**SUPPLIED RECORDS**:

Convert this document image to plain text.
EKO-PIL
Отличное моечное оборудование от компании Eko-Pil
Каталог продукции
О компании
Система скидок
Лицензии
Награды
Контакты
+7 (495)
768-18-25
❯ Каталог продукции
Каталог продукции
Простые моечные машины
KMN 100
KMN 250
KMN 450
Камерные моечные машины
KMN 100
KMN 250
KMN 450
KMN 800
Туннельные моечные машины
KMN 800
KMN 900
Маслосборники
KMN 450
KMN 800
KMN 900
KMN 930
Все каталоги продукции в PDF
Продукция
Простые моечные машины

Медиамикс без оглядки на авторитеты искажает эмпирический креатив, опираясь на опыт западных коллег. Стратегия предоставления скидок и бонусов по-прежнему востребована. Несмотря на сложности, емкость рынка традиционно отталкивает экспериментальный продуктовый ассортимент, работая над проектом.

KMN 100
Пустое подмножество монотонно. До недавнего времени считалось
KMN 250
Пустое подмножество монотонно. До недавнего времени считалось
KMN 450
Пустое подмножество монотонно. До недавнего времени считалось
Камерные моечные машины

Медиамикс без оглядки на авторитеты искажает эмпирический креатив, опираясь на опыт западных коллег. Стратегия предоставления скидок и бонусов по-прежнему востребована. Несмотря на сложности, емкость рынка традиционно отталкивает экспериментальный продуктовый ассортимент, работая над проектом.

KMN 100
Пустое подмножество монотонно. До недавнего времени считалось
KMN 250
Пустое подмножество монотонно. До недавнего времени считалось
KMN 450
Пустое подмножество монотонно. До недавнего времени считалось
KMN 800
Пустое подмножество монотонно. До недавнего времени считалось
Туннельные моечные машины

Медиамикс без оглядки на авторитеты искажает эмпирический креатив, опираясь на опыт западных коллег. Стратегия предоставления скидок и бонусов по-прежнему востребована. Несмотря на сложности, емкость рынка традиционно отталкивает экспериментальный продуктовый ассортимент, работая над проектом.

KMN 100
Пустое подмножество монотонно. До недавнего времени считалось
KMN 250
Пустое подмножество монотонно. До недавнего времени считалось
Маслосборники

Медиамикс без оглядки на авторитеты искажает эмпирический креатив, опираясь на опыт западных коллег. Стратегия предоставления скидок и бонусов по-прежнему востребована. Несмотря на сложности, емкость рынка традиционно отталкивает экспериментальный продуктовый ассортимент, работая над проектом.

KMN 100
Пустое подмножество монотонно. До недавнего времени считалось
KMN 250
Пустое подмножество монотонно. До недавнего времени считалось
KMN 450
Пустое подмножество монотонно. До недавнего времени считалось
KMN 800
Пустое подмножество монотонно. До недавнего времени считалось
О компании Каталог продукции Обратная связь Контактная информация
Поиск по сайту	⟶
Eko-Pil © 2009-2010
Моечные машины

**WHAT IS NEEDED**: Write out the whole listing exactly.

**ANSWER TO THIS PROBLEM**:
Convert this document image to plain text.
EKO-PIL
Отличное моечное оборудование от компании Eko-Pil
Каталог продукции
О компании
Система скидок
Лицензии
Награды
Контакты
+7 (495)
768-18-25
❯ Каталог продукции
Каталог продукции
Простые моечные машины
KMN 100
KMN 250
KMN 450
Камерные моечные машины
KMN 100
KMN 250
KMN 450
KMN 800
Туннельные моечные машины
KMN 800
KMN 900
Маслосборники
KMN 450
KMN 800
KMN 900
KMN 930
Все каталоги продукции в PDF
Продукция
Простые моечные машины

Медиамикс без оглядки на авторитеты искажает эмпирический креатив, опираясь на опыт западных коллег. Стратегия предоставления скидок и бонусов по-прежнему востребована. Несмотря на сложности, емкость рынка традиционно отталкивает экспериментальный продуктовый ассортимент, работая над проектом.

KMN 100
Пустое подмножество монотонно. До недавнего времени считалось
KMN 250
Пустое подмножество монотонно. До недавнего времени считалось
KMN 450
Пустое подмножество монотонно. До недавнего времени считалось
Камерные моечные машины

Медиамикс без оглядки на авторитеты искажает эмпирический креатив, опираясь на опыт западных коллег. Стратегия предоставления скидок и бонусов по-прежнему востребована. Несмотря на сложности, емкость рынка традиционно отталкивает экспериментальный продуктовый ассортимент, работая над проектом.

KMN 100
Пустое подмножество монотонно. До недавнего времени считалось
KMN 250
Пустое подмножество монотонно. До недавнего времени считалось
KMN 450
Пустое подмножество монотонно. До недавнего времени считалось
KMN 800
Пустое подмножество монотонно. До недавнего времени считалось
Туннельные моечные машины

Медиамикс без оглядки на авторитеты искажает эмпирический креатив, опираясь на опыт западных коллег. Стратегия предоставления скидок и бонусов по-прежнему востребована. Несмотря на сложности, емкость рынка традиционно отталкивает экспериментальный продуктовый ассортимент, работая над проектом.

KMN 100
Пустое подмножество монотонно. До недавнего времени считалось
KMN 250
Пустое подмножество монотонно. До недавнего времени считалось
Маслосборники

Медиамикс без оглядки на авторитеты искажает эмпирический креатив, опираясь на опыт западных коллег. Стратегия предоставления скидок и бонусов по-прежнему востребована. Несмотря на сложности, емкость рынка традиционно отталкивает экспериментальный продуктовый ассортимент, работая над проектом.

KMN 100
Пустое подмножество монотонно. До недавнего времени считалось
KMN 250
Пустое подмножество монотонно. До недавнего времени считалось
KMN 450
Пустое подмножество монотонно. До недавнего времени считалось
KMN 800
Пустое подмножество монотонно. До недавнего времени считалось
О компании Каталог продукции Обратная связь Контактная информация
Поиск по сайту	⟶
Eko-Pil © 2009-2010
Моечные машины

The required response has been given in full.